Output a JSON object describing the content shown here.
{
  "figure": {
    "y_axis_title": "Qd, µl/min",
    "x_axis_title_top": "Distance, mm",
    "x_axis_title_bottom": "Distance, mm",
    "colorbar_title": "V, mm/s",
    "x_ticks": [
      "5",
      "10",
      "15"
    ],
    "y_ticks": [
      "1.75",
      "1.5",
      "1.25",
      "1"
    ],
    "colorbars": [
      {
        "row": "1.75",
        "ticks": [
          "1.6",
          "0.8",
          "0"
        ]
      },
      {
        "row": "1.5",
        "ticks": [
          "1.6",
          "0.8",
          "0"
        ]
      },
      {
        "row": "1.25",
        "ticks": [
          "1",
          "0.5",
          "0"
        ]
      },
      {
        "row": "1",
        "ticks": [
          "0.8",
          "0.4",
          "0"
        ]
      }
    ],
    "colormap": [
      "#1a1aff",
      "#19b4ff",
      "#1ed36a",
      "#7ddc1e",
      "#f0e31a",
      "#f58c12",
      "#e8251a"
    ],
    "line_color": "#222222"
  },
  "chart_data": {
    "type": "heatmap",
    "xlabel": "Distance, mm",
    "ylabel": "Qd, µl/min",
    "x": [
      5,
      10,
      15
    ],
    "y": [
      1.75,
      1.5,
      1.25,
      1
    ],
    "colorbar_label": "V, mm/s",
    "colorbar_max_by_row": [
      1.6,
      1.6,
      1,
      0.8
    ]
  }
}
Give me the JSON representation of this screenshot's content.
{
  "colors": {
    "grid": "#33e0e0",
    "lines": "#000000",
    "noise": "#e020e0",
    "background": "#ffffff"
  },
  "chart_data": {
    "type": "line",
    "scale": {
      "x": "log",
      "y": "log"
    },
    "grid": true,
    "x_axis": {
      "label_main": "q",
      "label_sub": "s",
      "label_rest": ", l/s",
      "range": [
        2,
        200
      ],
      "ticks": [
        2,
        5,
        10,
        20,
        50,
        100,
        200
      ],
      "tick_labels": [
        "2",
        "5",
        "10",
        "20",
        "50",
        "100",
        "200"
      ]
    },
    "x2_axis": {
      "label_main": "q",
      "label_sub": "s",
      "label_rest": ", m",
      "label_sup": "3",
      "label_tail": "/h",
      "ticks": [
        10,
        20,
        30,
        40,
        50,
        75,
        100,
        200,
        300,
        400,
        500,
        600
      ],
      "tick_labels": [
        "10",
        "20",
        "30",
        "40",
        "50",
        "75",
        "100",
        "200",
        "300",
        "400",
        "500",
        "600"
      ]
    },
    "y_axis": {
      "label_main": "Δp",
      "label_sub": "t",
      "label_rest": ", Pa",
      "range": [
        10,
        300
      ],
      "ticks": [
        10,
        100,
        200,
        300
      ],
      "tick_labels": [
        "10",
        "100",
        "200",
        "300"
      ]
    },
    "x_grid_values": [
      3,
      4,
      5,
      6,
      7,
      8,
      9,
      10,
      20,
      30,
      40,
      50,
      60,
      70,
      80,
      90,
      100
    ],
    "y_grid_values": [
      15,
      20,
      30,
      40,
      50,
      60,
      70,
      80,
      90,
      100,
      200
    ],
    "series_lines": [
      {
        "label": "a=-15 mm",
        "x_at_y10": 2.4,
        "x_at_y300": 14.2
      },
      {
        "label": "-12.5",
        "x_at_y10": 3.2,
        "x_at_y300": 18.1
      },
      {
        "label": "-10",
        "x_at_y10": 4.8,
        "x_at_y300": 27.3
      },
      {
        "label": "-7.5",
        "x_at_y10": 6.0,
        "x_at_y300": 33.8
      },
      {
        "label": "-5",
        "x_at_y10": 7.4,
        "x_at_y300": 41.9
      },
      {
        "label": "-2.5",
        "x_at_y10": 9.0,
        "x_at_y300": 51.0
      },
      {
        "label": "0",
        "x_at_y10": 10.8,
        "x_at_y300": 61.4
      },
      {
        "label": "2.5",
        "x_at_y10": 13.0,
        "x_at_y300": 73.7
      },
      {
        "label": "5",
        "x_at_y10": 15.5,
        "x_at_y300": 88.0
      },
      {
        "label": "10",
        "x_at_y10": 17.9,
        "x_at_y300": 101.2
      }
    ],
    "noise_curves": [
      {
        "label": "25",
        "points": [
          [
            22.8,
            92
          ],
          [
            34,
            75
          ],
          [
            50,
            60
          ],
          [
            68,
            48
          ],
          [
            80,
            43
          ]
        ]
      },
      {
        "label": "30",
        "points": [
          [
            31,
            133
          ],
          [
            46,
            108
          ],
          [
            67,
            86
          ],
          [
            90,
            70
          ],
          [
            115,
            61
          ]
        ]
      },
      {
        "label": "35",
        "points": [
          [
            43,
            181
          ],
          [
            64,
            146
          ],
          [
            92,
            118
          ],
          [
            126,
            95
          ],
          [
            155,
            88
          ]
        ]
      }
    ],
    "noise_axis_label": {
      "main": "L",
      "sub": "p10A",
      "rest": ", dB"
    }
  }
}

------------------------------

Written exercise: Set down every line of the listing above again, exactly as given.

Correct answer:
Output a JSON object describing the content shown here.
{
  "figure": {
    "y_axis_title": "Qd, µl/min",
    "x_axis_title_top": "Distance, mm",
    "x_axis_title_bottom": "Distance, mm",
    "colorbar_title": "V, mm/s",
    "x_ticks": [
      "5",
      "10",
      "15"
    ],
    "y_ticks": [
      "1.75",
      "1.5",
      "1.25",
      "1"
    ],
    "colorbars": [
      {
        "row": "1.75",
        "ticks": [
          "1.6",
          "0.8",
          "0"
        ]
      },
      {
        "row": "1.5",
        "ticks": [
          "1.6",
          "0.8",
          "0"
        ]
      },
      {
        "row": "1.25",
        "ticks": [
          "1",
          "0.5",
          "0"
        ]
      },
      {
        "row": "1",
        "ticks": [
          "0.8",
          "0.4",
          "0"
        ]
      }
    ],
    "colormap": [
      "#1a1aff",
      "#19b4ff",
      "#1ed36a",
      "#7ddc1e",
      "#f0e31a",
      "#f58c12",
      "#e8251a"
    ],
    "line_color": "#222222"
  },
  "chart_data": {
    "type": "heatmap",
    "xlabel": "Distance, mm",
    "ylabel": "Qd, µl/min",
    "x": [
      5,
      10,
      15
    ],
    "y": [
      1.75,
      1.5,
      1.25,
      1
    ],
    "colorbar_label": "V, mm/s",
    "colorbar_max_by_row": [
      1.6,
      1.6,
      1,
      0.8
    ]
  }
}
Give me the JSON representation of this screenshot's content.
{
  "colors": {
    "grid": "#33e0e0",
    "lines": "#000000",
    "noise": "#e020e0",
    "background": "#ffffff"
  },
  "chart_data": {
    "type": "line",
    "scale": {
      "x": "log",
      "y": "log"
    },
    "grid": true,
    "x_axis": {
      "label_main": "q",
      "label_sub": "s",
      "label_rest": ", l/s",
      "range": [
        2,
        200
      ],
      "ticks": [
        2,
        5,
        10,
        20,
        50,
        100,
        200
      ],
      "tick_labels": [
        "2",
        "5",
        "10",
        "20",
        "50",
        "100",
        "200"
      ]
    },
    "x2_axis": {
      "label_main": "q",
      "label_sub": "s",
      "label_rest": ", m",
      "label_sup": "3",
      "label_tail": "/h",
      "ticks": [
        10,
        20,
        30,
        40,
        50,
        75,
        100,
        200,
        300,
        400,
        500,
        600
      ],
      "tick_labels": [
        "10",
        "20",
        "30",
        "40",
        "50",
        "75",
        "100",
        "200",
        "300",
        "400",
        "500",
        "600"
      ]
    },
    "y_axis": {
      "label_main": "Δp",
      "label_sub": "t",
      "label_rest": ", Pa",
      "range": [
        10,
        300
      ],
      "ticks": [
        10,
        100,
        200,
        300
      ],
      "tick_labels": [
        "10",
        "100",
        "200",
        "300"
      ]
    },
    "x_grid_values": [
      3,
      4,
      5,
      6,
      7,
      8,
      9,
      10,
      20,
      30,
      40,
      50,
      60,
      70,
      80,
      90,
      100
    ],
    "y_grid_values": [
      15,
      20,
      30,
      40,
      50,
      60,
      70,
      80,
      90,
      100,
      200
    ],
    "series_lines": [
      {
        "label": "a=-15 mm",
        "x_at_y10": 2.4,
        "x_at_y300": 14.2
      },
      {
        "label": "-12.5",
        "x_at_y10": 3.2,
        "x_at_y300": 18.1
      },
      {
        "label": "-10",
        "x_at_y10": 4.8,
        "x_at_y300": 27.3
      },
      {
        "label": "-7.5",
        "x_at_y10": 6.0,
        "x_at_y300": 33.8
      },
      {
        "label": "-5",
        "x_at_y10": 7.4,
        "x_at_y300": 41.9
      },
      {
        "label": "-2.5",
        "x_at_y10": 9.0,
        "x_at_y300": 51.0
      },
      {
        "label": "0",
        "x_at_y10": 10.8,
        "x_at_y300": 61.4
      },
      {
        "label": "2.5",
        "x_at_y10": 13.0,
        "x_at_y300": 73.7
      },
      {
        "label": "5",
        "x_at_y10": 15.5,
        "x_at_y300": 88.0
      },
      {
        "label": "10",
        "x_at_y10": 17.9,
        "x_at_y300": 101.2
      }
    ],
    "noise_curves": [
      {
        "label": "25",
        "points": [
          [
            22.8,
            92
          ],
          [
            34,
            75
          ],
          [
            50,
            60
          ],
          [
            68,
            48
          ],
          [
            80,
            43
          ]
        ]
      },
      {
        "label": "30",
        "points": [
          [
            31,
            133
          ],
          [
            46,
            108
          ],
          [
            67,
            86
          ],
          [
            90,
            70
          ],
          [
            115,
            61
          ]
        ]
      },
      {
        "label": "35",
        "points": [
          [
            43,
            181
          ],
          [
            64,
            146
          ],
          [
            92,
            118
          ],
          [
            126,
            95
          ],
          [
            155,
            88
          ]
        ]
      }
    ],
    "noise_axis_label": {
      "main": "L",
      "sub": "p10A",
      "rest": ", dB"
    }
  }
}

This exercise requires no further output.